• _SET PROBLEM_:
Show every line containing "with" by copying it.

• _INPUT ROWS_:
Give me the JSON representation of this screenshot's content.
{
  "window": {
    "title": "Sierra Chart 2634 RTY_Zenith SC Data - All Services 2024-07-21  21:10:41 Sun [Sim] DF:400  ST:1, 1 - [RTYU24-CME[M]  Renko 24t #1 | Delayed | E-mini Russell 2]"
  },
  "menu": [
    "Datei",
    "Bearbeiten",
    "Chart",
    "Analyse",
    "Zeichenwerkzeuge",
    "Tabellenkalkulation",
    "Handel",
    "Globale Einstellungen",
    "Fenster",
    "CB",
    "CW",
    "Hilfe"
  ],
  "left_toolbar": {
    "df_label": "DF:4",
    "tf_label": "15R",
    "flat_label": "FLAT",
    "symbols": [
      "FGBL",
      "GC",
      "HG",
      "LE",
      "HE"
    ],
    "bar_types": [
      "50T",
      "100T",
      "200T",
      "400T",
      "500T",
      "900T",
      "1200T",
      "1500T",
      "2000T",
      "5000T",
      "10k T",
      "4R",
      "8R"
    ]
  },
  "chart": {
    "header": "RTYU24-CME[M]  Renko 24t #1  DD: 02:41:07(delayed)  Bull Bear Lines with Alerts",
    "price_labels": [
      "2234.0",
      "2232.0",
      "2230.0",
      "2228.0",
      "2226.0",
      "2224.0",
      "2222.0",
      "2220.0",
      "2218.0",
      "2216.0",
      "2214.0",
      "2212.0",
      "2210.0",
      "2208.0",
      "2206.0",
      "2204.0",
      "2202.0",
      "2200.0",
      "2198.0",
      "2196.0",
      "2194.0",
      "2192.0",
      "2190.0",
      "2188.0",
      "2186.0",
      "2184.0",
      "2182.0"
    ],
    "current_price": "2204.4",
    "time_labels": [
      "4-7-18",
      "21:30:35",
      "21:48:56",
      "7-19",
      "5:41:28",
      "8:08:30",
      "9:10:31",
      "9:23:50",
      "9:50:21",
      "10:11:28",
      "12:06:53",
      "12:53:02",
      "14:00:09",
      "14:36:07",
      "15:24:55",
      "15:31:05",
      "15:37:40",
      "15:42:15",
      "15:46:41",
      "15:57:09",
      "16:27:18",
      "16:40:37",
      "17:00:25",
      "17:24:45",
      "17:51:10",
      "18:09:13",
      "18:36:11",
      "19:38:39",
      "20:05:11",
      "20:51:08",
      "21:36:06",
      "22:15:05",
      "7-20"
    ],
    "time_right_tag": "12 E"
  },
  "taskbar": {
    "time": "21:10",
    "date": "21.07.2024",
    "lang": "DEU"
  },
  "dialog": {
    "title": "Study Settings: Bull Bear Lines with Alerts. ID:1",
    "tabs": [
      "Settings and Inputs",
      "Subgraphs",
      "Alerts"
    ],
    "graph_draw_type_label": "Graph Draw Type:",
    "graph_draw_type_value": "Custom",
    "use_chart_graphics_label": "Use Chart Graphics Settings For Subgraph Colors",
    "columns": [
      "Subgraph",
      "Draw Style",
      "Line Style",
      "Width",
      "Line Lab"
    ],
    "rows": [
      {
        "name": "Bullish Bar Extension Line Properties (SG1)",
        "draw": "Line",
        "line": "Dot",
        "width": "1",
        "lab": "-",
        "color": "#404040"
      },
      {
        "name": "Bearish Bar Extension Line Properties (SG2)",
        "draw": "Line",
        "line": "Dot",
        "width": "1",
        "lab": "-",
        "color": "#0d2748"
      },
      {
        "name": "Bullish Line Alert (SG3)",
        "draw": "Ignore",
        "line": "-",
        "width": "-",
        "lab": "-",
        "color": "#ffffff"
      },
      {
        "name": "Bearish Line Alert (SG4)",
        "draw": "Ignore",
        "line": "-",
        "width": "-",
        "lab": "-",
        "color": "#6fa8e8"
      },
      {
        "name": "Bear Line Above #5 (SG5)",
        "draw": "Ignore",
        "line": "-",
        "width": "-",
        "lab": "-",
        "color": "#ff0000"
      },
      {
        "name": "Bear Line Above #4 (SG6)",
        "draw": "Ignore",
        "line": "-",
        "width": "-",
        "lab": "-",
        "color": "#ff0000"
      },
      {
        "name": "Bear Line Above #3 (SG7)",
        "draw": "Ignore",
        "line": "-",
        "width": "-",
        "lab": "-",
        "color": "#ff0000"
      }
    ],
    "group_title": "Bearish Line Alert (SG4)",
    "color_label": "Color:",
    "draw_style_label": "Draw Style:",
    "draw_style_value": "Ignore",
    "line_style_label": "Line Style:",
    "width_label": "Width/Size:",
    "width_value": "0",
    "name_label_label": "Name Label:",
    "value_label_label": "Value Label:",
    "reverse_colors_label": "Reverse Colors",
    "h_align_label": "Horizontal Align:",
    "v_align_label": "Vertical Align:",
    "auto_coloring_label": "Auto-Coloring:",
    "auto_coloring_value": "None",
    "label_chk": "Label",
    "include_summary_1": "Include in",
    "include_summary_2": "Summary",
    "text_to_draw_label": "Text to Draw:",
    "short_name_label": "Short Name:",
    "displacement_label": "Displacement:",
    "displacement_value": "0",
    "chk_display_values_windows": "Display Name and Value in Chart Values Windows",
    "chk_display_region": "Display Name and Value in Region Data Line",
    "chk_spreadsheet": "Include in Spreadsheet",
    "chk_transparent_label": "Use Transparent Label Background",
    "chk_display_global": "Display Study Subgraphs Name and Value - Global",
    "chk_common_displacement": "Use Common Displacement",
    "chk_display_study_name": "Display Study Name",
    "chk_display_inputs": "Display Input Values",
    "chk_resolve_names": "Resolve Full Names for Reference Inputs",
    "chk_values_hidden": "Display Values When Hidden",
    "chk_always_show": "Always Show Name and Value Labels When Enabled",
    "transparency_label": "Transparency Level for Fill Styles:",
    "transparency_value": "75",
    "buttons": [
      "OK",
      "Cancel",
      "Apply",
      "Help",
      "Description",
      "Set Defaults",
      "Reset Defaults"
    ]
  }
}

• _OUTPUT OF THE TASK_:
    "header": "RTYU24-CME[M]  Renko 24t #1  DD: 02:41:07(delayed)  Bull Bear Lines with Alerts",
    "title": "Study Settings: Bull Bear Lines with Alerts. ID:1",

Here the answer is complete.